REQUIRED TASK:
Look for the string "Ubicación" in every line, and copy each line that has it.

##### DATASET #####

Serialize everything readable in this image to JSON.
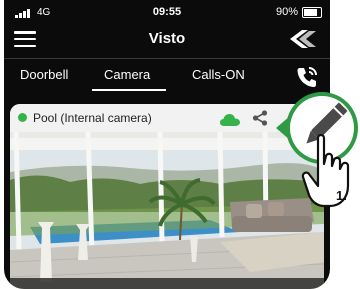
{
  "status_bar": {
    "network": "4G",
    "time": "09:55",
    "battery": "90%",
    "battery_level": 0.9
  },
  "app": {
    "title": "Visto"
  },
  "tabs": [
    {
      "label": "Doorbell",
      "active": false
    },
    {
      "label": "Camera",
      "active": true
    },
    {
      "label": "Calls-ON",
      "active": false
    }
  ],
  "camera_card": {
    "name": "Pool (Internal camera)",
    "status_color": "#35b24a",
    "cloud_color": "#35b24a"
  },
  "annotation": {
    "step": "1."
  },
  "colors": {
    "background": "#0b0b0b",
    "text": "#ffffff",
    "accent": "#35b24a",
    "callout": "#2e9a46"
  },
  "icons": [
    "signal-icon",
    "battery-icon",
    "hamburger-menu-icon",
    "visto-logo-icon",
    "call-phone-icon",
    "cloud-icon",
    "share-icon",
    "pencil-edit-icon",
    "hand-pointer-icon"
  ]
}
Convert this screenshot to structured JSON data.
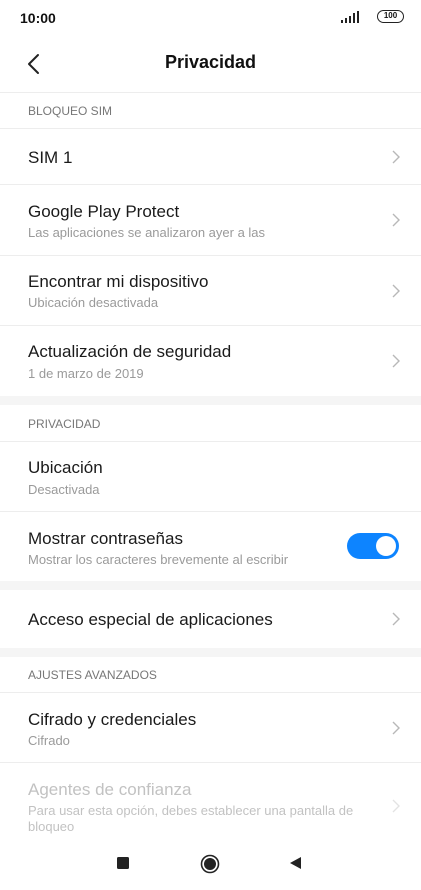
{
  "status_bar": {
    "time": "10:00",
    "battery": "100",
    "icons": [
      "signal-icon",
      "battery-icon"
    ]
  },
  "header": {
    "title": "Privacidad",
    "back_icon": "chevron-left-icon"
  },
  "sections": {
    "sim_lock": "BLOQUEO SIM",
    "privacy": "PRIVACIDAD",
    "advanced": "AJUSTES AVANZADOS"
  },
  "items": {
    "sim1": {
      "title": "SIM 1"
    },
    "play_protect": {
      "title": "Google Play Protect",
      "subtitle": "Las aplicaciones se analizaron ayer a las"
    },
    "find_device": {
      "title": "Encontrar mi dispositivo",
      "subtitle": "Ubicación desactivada"
    },
    "security_update": {
      "title": "Actualización de seguridad",
      "subtitle": "1 de marzo de 2019"
    },
    "location": {
      "title": "Ubicación",
      "subtitle": "Desactivada"
    },
    "show_passwords": {
      "title": "Mostrar contraseñas",
      "subtitle": "Mostrar los caracteres brevemente al escribir",
      "toggle_on": true
    },
    "special_access": {
      "title": "Acceso especial de aplicaciones"
    },
    "encryption": {
      "title": "Cifrado y credenciales",
      "subtitle": "Cifrado"
    },
    "trust_agents": {
      "title": "Agentes de confianza",
      "subtitle": "Para usar esta opción, debes establecer una pantalla de bloqueo",
      "enabled": false
    }
  },
  "nav_bar": {
    "icons": [
      "recents-icon",
      "home-icon",
      "back-icon"
    ]
  },
  "colors": {
    "accent": "#0d84ff",
    "section_gap": "#f5f5f5",
    "secondary_text": "#9a9a9a",
    "disabled_text": "#c2c2c2"
  }
}
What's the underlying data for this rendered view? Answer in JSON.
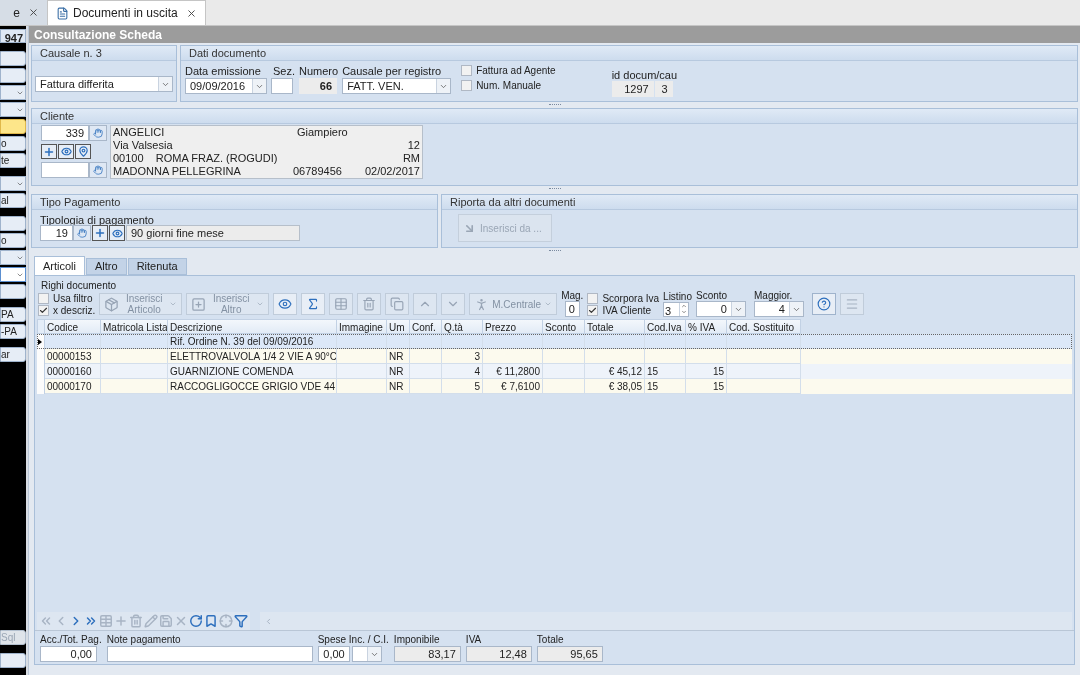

#####

REPLY TO THE TASK:
      "subtitle": "Ubicación desactivada"
      "title": "Ubicación",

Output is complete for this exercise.